# [Written problem]
Transcribe the records below exactly as they appear, omitting any pictures.

Items from a dataset:
"""

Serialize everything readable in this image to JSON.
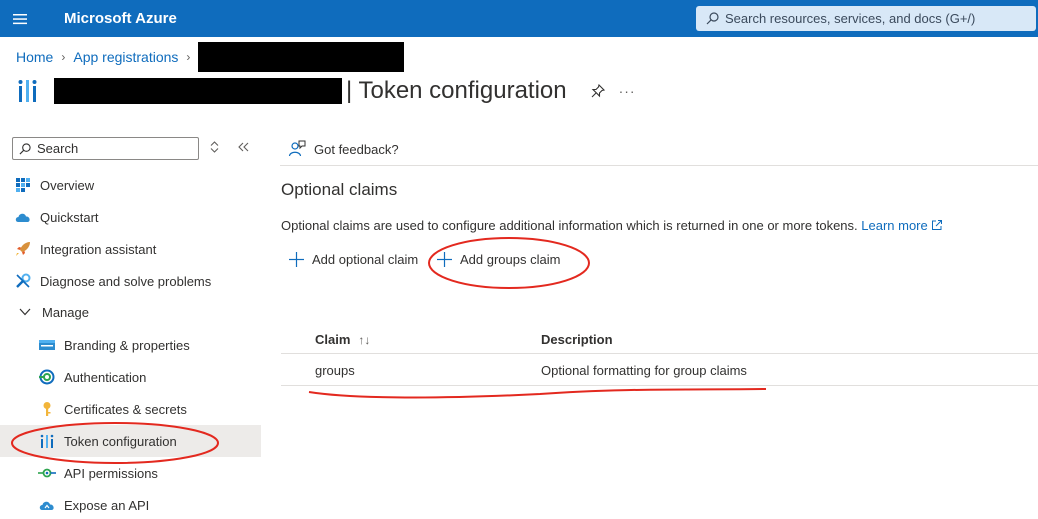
{
  "topbar": {
    "brand": "Microsoft Azure",
    "search_placeholder": "Search resources, services, and docs (G+/)"
  },
  "breadcrumb": {
    "home": "Home",
    "app_registrations": "App registrations"
  },
  "page": {
    "title": "| Token configuration",
    "more": "···"
  },
  "sidebar": {
    "search_placeholder": "Search",
    "items": [
      {
        "label": "Overview",
        "icon": "overview-icon"
      },
      {
        "label": "Quickstart",
        "icon": "cloud-icon"
      },
      {
        "label": "Integration assistant",
        "icon": "rocket-icon"
      },
      {
        "label": "Diagnose and solve problems",
        "icon": "wrench-icon"
      },
      {
        "label": "Manage",
        "icon": "chevron-down-icon"
      },
      {
        "label": "Branding & properties",
        "icon": "branding-icon"
      },
      {
        "label": "Authentication",
        "icon": "authentication-icon"
      },
      {
        "label": "Certificates & secrets",
        "icon": "key-icon"
      },
      {
        "label": "Token configuration",
        "icon": "token-icon",
        "selected": true
      },
      {
        "label": "API permissions",
        "icon": "api-permissions-icon"
      },
      {
        "label": "Expose an API",
        "icon": "cloud-icon"
      }
    ]
  },
  "main": {
    "feedback": "Got feedback?",
    "section_title": "Optional claims",
    "description": "Optional claims are used to configure additional information which is returned in one or more tokens.",
    "learn_more": "Learn more",
    "add_optional_claim": "Add optional claim",
    "add_groups_claim": "Add groups claim",
    "table": {
      "headers": [
        "Claim",
        "Description"
      ],
      "rows": [
        {
          "claim": "groups",
          "description": "Optional formatting for group claims"
        }
      ]
    }
  },
  "colors": {
    "topbar": "#0f6cbd",
    "link": "#0f6cbd",
    "annotation": "#e3291f",
    "selected_bg": "#edebe9"
  }
}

"""

# [Written response]
Serialize everything readable in this image to JSON.
{
  "topbar": {
    "brand": "Microsoft Azure",
    "search_placeholder": "Search resources, services, and docs (G+/)"
  },
  "breadcrumb": {
    "home": "Home",
    "app_registrations": "App registrations"
  },
  "page": {
    "title": "| Token configuration",
    "more": "···"
  },
  "sidebar": {
    "search_placeholder": "Search",
    "items": [
      {
        "label": "Overview",
        "icon": "overview-icon"
      },
      {
        "label": "Quickstart",
        "icon": "cloud-icon"
      },
      {
        "label": "Integration assistant",
        "icon": "rocket-icon"
      },
      {
        "label": "Diagnose and solve problems",
        "icon": "wrench-icon"
      },
      {
        "label": "Manage",
        "icon": "chevron-down-icon"
      },
      {
        "label": "Branding & properties",
        "icon": "branding-icon"
      },
      {
        "label": "Authentication",
        "icon": "authentication-icon"
      },
      {
        "label": "Certificates & secrets",
        "icon": "key-icon"
      },
      {
        "label": "Token configuration",
        "icon": "token-icon",
        "selected": true
      },
      {
        "label": "API permissions",
        "icon": "api-permissions-icon"
      },
      {
        "label": "Expose an API",
        "icon": "cloud-icon"
      }
    ]
  },
  "main": {
    "feedback": "Got feedback?",
    "section_title": "Optional claims",
    "description": "Optional claims are used to configure additional information which is returned in one or more tokens.",
    "learn_more": "Learn more",
    "add_optional_claim": "Add optional claim",
    "add_groups_claim": "Add groups claim",
    "table": {
      "headers": [
        "Claim",
        "Description"
      ],
      "rows": [
        {
          "claim": "groups",
          "description": "Optional formatting for group claims"
        }
      ]
    }
  },
  "colors": {
    "topbar": "#0f6cbd",
    "link": "#0f6cbd",
    "annotation": "#e3291f",
    "selected_bg": "#edebe9"
  }
}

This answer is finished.